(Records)
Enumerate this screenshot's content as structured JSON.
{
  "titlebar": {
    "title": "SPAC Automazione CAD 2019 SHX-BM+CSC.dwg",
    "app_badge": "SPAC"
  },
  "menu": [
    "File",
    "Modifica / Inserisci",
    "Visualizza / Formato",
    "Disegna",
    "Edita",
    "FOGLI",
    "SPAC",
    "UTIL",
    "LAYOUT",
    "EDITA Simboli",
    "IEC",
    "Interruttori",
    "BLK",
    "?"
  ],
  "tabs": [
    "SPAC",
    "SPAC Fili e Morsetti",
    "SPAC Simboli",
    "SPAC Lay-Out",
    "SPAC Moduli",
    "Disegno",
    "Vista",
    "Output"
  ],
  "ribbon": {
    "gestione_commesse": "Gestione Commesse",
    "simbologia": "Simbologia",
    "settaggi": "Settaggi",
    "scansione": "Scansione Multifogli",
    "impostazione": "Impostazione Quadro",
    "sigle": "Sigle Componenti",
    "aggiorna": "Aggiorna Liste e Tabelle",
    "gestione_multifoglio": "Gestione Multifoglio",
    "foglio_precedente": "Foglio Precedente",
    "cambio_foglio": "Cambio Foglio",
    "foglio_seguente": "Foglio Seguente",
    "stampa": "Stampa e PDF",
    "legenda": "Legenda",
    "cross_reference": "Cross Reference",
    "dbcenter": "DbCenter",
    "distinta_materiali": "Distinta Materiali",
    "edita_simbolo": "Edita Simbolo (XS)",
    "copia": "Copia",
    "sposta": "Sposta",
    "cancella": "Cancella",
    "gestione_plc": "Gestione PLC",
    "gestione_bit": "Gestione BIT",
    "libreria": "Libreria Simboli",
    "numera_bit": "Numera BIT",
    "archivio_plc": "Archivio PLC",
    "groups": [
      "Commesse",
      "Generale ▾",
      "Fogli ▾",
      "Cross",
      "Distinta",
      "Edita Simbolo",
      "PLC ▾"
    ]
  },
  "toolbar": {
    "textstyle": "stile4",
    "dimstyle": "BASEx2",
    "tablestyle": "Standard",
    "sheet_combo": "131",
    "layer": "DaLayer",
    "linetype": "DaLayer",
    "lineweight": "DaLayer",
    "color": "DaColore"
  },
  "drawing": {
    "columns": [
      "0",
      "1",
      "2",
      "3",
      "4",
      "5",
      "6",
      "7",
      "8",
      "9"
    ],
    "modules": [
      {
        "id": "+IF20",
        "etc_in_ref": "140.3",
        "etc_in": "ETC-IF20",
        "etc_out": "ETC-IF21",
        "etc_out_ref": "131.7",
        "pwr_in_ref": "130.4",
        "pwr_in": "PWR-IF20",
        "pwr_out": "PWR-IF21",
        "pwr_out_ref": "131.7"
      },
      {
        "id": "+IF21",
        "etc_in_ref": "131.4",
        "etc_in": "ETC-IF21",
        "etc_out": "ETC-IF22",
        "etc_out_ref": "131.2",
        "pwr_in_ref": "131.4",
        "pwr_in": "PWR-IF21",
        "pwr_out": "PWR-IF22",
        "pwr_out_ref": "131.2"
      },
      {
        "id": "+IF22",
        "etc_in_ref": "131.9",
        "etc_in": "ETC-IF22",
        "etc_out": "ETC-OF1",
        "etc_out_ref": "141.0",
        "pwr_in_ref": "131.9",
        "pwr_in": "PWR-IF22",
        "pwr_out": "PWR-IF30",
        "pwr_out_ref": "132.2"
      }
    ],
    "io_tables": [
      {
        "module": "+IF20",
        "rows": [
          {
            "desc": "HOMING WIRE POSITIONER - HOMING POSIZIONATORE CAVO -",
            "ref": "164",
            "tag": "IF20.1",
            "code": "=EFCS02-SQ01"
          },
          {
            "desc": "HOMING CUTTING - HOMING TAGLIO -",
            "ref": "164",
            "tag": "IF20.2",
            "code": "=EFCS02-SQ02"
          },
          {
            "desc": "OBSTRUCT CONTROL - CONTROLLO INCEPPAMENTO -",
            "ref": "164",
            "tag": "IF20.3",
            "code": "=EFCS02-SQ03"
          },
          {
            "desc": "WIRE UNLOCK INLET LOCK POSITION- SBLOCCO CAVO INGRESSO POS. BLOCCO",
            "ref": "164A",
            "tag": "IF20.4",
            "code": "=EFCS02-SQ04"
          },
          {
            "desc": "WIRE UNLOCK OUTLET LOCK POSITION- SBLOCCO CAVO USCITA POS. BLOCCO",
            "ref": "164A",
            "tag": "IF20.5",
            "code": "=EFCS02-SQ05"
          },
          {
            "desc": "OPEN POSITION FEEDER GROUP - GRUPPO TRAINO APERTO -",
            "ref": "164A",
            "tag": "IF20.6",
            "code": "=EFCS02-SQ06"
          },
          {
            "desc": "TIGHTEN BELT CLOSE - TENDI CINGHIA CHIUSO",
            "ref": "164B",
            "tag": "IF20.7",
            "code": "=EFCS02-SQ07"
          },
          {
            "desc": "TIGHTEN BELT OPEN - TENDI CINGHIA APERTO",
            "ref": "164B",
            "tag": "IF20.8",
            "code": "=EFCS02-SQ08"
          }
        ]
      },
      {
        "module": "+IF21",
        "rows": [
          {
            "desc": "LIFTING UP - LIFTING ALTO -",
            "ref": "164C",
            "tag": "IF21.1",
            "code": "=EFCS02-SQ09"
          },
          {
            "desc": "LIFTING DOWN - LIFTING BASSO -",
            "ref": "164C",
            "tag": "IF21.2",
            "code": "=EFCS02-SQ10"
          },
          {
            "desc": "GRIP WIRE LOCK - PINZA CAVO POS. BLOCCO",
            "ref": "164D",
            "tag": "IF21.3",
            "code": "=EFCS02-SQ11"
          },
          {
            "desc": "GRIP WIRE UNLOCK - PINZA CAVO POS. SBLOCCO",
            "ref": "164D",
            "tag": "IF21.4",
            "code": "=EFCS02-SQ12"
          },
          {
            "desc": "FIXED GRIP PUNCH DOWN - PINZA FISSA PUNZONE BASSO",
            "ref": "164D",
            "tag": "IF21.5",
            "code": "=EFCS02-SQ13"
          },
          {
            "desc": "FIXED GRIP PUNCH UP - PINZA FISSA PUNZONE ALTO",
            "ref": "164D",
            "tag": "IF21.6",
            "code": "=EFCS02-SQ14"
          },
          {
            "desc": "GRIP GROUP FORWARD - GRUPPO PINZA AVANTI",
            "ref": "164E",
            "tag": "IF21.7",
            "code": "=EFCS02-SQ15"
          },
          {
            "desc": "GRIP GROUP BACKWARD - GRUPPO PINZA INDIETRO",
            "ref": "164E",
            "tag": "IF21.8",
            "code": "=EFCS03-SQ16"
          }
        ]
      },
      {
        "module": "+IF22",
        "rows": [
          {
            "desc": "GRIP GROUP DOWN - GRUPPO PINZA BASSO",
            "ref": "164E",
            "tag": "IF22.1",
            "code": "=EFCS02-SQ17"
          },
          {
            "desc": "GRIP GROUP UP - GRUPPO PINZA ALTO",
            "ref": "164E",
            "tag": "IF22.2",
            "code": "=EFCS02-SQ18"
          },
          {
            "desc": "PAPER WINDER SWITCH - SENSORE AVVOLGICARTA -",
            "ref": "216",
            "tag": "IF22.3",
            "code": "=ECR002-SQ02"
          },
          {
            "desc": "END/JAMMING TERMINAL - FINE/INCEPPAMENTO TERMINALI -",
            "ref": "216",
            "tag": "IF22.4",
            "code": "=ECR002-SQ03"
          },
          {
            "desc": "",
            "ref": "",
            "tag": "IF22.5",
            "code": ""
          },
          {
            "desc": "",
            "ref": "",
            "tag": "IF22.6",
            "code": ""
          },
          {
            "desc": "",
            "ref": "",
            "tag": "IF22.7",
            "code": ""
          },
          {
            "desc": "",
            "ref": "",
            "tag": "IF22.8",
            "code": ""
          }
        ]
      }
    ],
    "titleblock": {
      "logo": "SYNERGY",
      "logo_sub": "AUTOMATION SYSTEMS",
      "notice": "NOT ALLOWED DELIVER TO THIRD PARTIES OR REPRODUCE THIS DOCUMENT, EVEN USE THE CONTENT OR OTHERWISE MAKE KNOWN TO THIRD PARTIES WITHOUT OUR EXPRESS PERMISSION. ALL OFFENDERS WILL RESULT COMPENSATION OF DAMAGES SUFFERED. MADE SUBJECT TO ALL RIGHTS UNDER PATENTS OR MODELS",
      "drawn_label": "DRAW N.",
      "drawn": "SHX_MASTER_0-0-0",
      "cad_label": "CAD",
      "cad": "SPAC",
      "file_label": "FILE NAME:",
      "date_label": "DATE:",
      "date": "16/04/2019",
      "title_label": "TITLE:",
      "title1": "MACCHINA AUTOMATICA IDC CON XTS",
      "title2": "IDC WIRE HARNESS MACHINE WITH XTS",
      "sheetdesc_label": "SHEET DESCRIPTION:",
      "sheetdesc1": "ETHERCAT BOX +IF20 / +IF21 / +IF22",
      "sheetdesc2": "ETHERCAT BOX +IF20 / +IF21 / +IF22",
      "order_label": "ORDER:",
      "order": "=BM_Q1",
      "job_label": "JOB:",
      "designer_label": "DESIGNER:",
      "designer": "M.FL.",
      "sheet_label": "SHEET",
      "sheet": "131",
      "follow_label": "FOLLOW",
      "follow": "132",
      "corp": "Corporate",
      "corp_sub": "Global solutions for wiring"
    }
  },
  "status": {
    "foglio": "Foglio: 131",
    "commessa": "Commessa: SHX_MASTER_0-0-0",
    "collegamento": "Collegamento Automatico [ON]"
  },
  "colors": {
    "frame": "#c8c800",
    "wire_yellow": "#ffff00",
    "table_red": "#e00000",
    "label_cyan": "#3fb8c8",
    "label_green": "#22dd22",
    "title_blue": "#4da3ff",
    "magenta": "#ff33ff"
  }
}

TASK DESCRIPTION
Working from the entries above, return all lines that contain "HOMING".

ANSWER IN FULL
            "desc": "HOMING WIRE POSITIONER - HOMING POSIZIONATORE CAVO -",
            "desc": "HOMING CUTTING - HOMING TAGLIO -",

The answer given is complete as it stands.